#### SOURCE MATERIAL
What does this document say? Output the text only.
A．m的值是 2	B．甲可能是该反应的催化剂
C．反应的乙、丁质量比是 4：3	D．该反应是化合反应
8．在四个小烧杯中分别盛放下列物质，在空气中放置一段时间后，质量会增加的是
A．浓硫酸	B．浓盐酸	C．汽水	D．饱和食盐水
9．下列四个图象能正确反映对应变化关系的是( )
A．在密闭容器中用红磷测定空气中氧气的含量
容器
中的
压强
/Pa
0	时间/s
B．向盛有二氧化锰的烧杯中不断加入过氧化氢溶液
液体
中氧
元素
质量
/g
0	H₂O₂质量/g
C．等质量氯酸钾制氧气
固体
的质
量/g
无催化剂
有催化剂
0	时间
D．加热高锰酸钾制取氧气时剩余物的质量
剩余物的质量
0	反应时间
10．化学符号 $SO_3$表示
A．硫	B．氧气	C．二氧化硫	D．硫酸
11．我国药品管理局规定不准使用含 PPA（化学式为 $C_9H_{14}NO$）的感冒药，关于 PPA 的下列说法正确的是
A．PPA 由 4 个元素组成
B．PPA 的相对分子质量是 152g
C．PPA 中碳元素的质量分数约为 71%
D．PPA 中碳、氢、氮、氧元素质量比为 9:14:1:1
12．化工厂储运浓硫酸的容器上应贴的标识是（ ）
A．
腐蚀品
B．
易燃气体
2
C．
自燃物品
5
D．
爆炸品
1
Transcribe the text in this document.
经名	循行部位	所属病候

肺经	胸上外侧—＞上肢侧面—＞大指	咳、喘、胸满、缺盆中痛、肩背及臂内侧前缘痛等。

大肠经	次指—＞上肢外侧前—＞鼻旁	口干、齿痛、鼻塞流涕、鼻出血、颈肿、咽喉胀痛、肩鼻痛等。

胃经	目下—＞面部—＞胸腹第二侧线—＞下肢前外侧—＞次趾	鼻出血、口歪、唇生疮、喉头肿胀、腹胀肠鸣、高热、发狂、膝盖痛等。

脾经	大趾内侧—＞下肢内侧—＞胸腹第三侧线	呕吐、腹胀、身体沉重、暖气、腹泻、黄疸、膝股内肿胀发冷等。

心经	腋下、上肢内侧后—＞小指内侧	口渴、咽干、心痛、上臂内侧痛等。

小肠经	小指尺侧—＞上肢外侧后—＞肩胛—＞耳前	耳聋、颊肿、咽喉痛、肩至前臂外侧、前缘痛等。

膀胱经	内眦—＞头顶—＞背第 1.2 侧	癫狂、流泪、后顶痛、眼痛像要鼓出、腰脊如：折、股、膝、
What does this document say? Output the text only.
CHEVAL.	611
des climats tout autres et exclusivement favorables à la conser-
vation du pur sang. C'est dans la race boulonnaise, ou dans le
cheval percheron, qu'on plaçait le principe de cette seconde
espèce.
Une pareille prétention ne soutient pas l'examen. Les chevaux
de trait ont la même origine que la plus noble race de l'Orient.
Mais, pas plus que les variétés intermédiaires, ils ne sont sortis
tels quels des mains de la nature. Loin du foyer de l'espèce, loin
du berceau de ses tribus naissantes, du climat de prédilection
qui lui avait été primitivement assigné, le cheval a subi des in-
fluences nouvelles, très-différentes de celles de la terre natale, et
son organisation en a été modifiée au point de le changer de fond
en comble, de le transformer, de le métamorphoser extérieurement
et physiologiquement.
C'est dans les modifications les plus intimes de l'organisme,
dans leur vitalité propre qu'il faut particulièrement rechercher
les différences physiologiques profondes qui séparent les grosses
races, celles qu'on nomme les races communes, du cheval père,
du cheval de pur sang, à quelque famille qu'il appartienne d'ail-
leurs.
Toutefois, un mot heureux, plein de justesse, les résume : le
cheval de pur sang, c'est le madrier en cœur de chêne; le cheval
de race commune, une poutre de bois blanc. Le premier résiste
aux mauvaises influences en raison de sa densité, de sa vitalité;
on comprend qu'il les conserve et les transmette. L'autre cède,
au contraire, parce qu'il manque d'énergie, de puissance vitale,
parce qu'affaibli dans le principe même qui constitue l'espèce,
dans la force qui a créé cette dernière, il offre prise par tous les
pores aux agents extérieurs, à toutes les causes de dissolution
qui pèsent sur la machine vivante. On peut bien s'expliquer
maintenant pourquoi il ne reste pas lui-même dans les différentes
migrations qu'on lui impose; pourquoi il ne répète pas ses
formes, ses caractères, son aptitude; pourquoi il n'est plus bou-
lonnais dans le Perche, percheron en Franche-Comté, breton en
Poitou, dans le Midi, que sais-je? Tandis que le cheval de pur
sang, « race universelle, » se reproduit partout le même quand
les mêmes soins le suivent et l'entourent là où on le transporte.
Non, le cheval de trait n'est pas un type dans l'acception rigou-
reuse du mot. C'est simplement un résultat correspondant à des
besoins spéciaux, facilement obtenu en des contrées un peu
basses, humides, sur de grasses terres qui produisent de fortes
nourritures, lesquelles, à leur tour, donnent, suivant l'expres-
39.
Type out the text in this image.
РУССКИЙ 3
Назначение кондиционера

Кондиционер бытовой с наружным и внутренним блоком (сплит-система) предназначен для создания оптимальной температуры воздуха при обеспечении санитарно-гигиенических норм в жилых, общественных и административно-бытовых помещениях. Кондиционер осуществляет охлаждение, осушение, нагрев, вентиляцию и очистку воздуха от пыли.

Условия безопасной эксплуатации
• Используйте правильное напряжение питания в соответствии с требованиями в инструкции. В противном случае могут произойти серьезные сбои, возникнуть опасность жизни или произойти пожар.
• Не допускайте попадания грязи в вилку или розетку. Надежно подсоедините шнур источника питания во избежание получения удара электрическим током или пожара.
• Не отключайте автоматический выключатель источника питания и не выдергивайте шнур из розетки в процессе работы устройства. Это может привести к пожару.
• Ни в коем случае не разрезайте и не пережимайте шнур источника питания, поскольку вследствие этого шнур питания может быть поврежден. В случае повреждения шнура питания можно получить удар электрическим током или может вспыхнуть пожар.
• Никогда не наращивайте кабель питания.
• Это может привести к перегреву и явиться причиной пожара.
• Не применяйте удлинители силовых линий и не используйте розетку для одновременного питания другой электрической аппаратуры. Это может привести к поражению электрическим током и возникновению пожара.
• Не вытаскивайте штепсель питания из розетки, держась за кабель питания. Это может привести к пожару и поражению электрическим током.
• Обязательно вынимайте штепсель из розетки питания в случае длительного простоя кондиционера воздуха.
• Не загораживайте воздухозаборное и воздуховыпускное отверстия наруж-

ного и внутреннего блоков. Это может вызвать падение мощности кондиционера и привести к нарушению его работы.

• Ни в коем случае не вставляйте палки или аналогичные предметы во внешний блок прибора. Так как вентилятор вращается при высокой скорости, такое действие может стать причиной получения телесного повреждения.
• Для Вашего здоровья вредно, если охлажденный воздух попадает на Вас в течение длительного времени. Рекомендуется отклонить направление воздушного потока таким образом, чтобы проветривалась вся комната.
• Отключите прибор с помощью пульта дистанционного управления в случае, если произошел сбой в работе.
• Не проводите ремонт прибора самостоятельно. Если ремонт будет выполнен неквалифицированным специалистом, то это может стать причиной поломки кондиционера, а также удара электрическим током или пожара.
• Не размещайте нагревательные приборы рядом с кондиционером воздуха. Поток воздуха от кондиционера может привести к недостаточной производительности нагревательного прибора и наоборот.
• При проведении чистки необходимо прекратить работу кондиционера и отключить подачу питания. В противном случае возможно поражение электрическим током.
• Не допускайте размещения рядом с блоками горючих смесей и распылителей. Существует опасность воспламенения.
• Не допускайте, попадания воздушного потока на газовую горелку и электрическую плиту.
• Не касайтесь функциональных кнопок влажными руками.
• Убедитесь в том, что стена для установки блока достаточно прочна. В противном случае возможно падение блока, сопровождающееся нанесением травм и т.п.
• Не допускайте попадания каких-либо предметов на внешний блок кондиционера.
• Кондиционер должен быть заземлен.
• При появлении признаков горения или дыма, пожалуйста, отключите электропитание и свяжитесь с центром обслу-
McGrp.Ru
########
## WRITTEN INSTRUCTION
Show every line from the entries above in which "розетки" appears.

## WRITTEN REPLY
• Не отключайте автоматический выключатель источника питания и не выдергивайте шнур из розетки в процессе работы устройства. Это может привести к пожару.
• Не вытаскивайте штепсель питания из розетки, держась за кабель питания. Это может привести к пожару и поражению электрическим током.
• Обязательно вынимайте штепсель из розетки питания в случае длительного простоя кондиционера воздуха.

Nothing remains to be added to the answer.